» **GIVEN INSTRUCTION**
Gather from the listing below each line that includes the word "title", and copy it.

___ WORKING DATA ___

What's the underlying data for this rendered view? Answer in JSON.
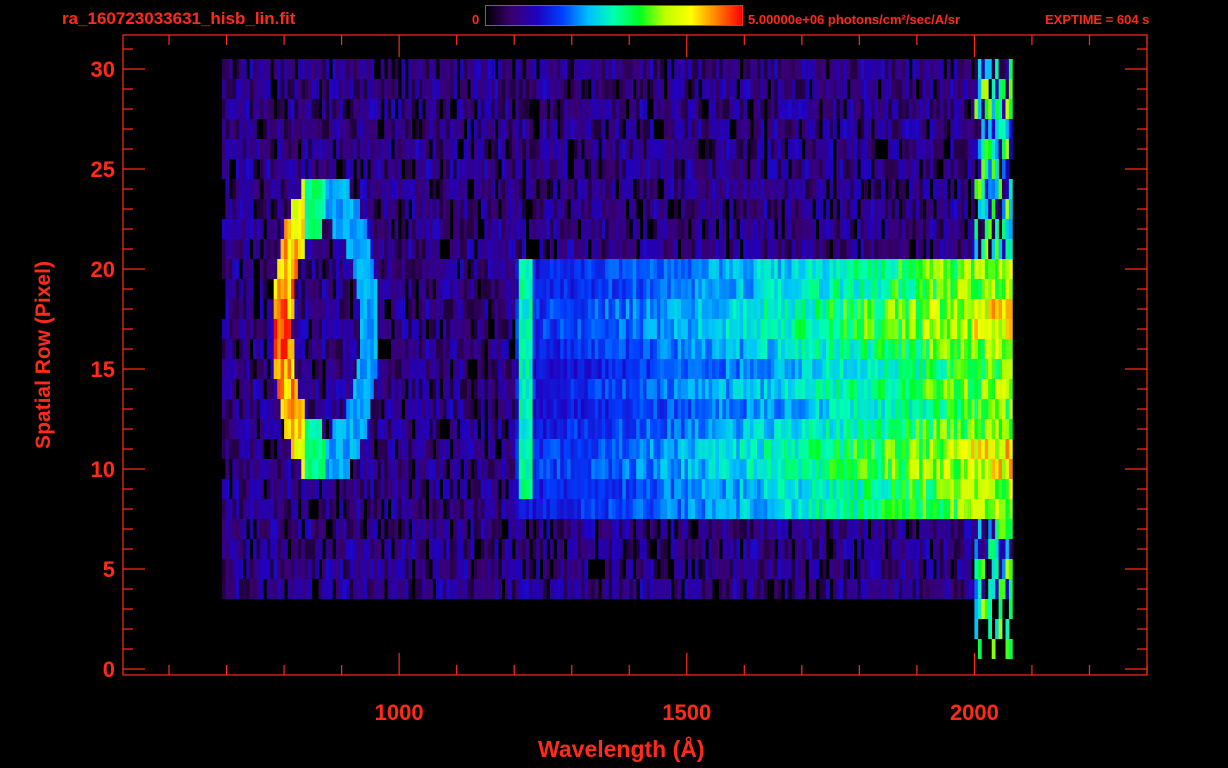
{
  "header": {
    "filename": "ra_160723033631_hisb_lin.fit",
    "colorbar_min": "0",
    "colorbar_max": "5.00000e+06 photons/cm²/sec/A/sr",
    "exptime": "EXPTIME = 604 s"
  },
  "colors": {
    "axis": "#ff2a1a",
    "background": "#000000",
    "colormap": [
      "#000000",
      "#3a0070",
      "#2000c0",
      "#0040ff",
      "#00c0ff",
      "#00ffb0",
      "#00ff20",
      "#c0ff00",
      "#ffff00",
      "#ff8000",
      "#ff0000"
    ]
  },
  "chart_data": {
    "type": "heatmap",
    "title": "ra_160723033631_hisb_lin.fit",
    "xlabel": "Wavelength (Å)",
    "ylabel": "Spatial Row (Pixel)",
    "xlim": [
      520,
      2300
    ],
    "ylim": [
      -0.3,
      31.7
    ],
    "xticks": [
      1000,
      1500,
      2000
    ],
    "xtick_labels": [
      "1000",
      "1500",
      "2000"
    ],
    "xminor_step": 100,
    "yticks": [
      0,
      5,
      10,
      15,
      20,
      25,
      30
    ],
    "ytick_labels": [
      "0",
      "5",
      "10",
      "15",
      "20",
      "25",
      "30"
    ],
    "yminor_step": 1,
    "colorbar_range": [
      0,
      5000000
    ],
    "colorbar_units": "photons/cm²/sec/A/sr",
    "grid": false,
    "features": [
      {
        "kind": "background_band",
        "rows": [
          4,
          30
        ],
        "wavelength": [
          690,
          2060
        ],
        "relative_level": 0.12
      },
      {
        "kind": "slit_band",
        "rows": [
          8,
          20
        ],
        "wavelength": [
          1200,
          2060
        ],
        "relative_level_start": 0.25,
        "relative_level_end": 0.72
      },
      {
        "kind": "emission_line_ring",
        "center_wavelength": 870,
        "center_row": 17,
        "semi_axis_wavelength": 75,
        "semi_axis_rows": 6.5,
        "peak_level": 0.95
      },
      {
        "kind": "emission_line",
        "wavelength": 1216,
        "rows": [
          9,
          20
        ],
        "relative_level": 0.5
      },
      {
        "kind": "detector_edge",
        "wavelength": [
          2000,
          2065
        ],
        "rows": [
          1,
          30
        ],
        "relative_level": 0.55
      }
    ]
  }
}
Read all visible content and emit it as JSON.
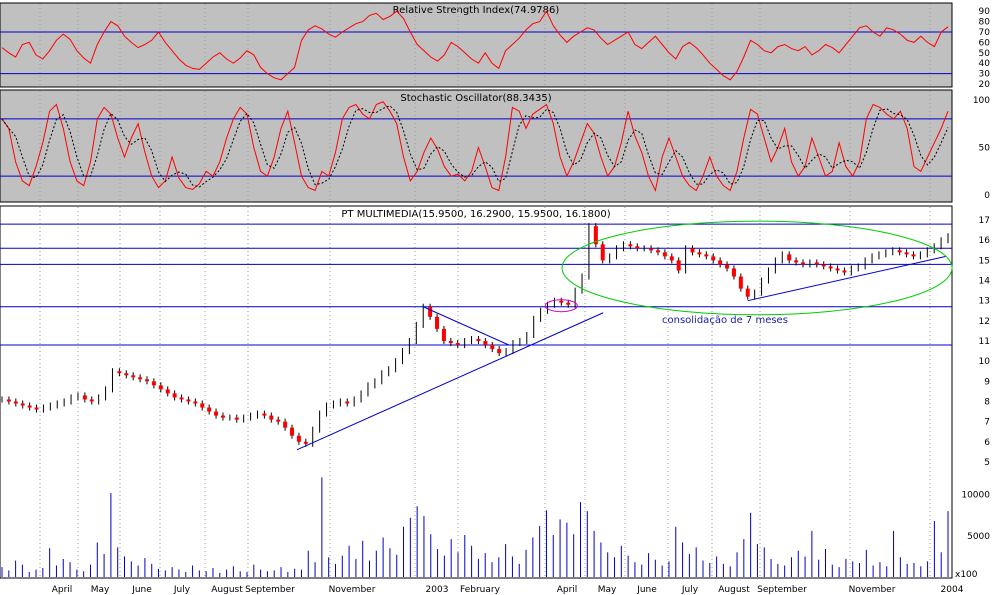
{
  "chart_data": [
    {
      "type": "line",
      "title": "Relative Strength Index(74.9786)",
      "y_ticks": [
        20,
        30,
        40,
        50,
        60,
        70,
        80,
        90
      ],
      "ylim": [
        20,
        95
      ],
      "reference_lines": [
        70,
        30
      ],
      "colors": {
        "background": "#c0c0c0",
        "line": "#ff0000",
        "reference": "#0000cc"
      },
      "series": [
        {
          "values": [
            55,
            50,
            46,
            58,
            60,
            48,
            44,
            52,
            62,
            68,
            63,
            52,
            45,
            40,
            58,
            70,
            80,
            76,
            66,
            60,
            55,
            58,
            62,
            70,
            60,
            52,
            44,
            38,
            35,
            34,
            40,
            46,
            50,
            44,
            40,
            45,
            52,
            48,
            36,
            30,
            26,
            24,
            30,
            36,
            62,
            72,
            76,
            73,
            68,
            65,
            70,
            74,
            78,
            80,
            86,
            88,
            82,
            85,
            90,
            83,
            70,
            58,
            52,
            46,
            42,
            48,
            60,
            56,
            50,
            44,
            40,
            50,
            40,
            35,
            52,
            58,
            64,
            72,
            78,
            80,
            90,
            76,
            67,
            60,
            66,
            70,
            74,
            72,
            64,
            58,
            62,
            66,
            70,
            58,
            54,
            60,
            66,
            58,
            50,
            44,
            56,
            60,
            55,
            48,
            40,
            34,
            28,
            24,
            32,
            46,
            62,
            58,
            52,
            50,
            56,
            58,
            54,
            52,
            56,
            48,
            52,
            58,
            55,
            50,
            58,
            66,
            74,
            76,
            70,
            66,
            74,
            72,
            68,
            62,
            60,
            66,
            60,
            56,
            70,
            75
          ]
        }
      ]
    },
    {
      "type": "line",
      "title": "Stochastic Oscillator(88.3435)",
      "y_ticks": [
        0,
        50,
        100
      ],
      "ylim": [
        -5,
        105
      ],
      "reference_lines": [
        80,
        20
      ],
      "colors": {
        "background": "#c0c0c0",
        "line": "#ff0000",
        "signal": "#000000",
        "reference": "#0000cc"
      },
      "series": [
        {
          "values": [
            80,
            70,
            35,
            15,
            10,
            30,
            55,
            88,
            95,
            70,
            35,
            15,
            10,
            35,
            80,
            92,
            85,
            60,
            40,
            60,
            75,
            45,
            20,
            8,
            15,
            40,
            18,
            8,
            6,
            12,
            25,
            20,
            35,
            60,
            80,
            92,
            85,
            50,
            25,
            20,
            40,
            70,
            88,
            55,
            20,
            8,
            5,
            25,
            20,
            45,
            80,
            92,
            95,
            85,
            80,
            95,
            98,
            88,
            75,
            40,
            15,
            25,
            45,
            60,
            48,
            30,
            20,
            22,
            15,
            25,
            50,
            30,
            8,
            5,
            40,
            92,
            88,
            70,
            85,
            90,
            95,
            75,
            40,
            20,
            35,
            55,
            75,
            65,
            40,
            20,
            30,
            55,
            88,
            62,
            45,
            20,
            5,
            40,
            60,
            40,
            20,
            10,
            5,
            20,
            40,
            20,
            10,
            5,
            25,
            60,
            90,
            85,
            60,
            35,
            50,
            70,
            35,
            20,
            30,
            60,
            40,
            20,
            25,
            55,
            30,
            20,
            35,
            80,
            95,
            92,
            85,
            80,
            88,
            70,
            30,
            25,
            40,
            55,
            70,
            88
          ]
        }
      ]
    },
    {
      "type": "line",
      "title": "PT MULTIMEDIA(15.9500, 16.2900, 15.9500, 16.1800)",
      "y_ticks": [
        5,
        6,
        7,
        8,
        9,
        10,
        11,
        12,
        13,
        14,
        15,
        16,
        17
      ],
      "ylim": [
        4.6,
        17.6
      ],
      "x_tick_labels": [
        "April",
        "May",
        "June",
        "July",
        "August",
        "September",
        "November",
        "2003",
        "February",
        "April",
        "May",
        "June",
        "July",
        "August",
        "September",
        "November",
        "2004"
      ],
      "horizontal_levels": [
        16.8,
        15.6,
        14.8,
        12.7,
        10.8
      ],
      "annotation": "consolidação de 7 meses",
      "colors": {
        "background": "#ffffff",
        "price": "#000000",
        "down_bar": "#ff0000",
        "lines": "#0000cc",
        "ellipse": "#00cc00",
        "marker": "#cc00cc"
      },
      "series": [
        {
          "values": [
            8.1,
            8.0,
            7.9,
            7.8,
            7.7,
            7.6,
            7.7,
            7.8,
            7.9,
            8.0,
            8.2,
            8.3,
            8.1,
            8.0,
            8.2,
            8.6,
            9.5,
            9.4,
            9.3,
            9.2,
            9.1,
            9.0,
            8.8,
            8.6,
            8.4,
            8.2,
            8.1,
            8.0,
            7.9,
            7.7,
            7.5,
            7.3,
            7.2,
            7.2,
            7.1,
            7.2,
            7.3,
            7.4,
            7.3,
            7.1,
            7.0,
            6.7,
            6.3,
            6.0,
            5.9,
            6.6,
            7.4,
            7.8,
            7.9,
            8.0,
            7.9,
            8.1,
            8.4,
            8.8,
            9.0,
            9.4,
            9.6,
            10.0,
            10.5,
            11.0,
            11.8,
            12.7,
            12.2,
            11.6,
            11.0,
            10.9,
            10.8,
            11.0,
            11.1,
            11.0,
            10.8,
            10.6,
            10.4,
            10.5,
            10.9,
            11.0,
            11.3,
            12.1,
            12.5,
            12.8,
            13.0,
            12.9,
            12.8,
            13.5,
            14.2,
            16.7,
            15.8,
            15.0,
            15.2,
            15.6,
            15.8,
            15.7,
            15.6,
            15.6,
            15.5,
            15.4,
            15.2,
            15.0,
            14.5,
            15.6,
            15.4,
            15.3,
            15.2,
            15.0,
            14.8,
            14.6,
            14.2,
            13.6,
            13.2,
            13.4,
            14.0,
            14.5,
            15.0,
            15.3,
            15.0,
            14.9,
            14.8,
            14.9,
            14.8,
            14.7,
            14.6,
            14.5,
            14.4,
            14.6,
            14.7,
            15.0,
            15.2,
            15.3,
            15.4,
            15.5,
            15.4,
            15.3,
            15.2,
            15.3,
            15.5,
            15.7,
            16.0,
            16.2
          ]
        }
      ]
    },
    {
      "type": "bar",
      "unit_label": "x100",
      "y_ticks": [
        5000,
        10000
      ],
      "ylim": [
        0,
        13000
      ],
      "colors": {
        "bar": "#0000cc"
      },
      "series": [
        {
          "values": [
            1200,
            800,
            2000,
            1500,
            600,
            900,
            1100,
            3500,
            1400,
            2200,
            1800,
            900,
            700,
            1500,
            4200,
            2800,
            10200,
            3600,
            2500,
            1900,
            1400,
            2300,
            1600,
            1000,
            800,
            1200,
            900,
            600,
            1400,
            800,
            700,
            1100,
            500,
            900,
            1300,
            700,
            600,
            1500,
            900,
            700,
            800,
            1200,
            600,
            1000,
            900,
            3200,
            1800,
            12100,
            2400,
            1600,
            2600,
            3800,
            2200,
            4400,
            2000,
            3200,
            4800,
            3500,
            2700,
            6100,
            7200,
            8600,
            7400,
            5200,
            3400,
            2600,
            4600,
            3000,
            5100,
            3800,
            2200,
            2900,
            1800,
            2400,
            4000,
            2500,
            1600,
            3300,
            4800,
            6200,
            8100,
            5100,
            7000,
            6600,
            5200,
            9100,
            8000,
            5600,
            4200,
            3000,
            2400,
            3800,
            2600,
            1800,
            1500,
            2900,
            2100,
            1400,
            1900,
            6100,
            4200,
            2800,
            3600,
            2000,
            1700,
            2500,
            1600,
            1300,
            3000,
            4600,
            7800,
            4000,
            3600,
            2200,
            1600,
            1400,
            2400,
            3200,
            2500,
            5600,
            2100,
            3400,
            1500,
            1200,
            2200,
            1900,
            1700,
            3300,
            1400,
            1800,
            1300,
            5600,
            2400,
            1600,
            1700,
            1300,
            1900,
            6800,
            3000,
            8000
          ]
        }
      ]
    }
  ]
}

___

» **ANSWER TO THIS EXERCISE**
    "title": "ra_160723033631_hisb_lin.fit",
      "title": "Relative Strength Index(74.9786)",
      "title": "Stochastic Oscillator(88.3435)",
      "title": "PT MULTIMEDIA(15.9500, 16.2900, 15.9500, 16.1800)",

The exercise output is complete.